## YOUR INSTRUCTIONS
Write out each record below exactly as it appears, with no pictures.

****

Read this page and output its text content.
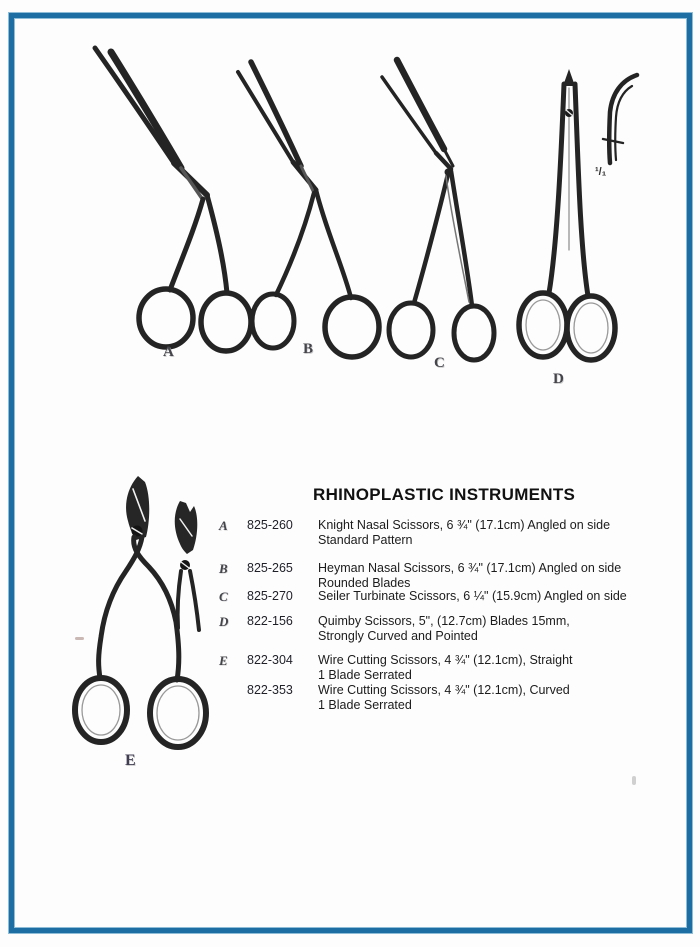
A	B
C
D
E
¹/₁
RHINOPLASTIC INSTRUMENTS
A	825-260	Knight Nasal Scissors, 6 ¾" (17.1cm) Angled on side
Standard Pattern
B	825-265	Heyman Nasal Scissors, 6 ¾" (17.1cm) Angled on side
Rounded Blades
C	825-270	Seiler Turbinate Scissors, 6 ¼" (15.9cm) Angled on side
D	822-156	Quimby Scissors, 5", (12.7cm) Blades 15mm,
Strongly Curved and Pointed
E	822-304	Wire Cutting Scissors, 4 ¾" (12.1cm), Straight
1 Blade Serrated
822-353	Wire Cutting Scissors, 4 ¾" (12.1cm), Curved
1 Blade Serrated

****

## ANSWER TO THIS EXERCISE
Read this page and output its text content.
A	B
C
D
E
¹/₁
RHINOPLASTIC INSTRUMENTS
A	825-260	Knight Nasal Scissors, 6 ¾" (17.1cm) Angled on side
Standard Pattern
B	825-265	Heyman Nasal Scissors, 6 ¾" (17.1cm) Angled on side
Rounded Blades
C	825-270	Seiler Turbinate Scissors, 6 ¼" (15.9cm) Angled on side
D	822-156	Quimby Scissors, 5", (12.7cm) Blades 15mm,
Strongly Curved and Pointed
E	822-304	Wire Cutting Scissors, 4 ¾" (12.1cm), Straight
1 Blade Serrated
822-353	Wire Cutting Scissors, 4 ¾" (12.1cm), Curved
1 Blade Serrated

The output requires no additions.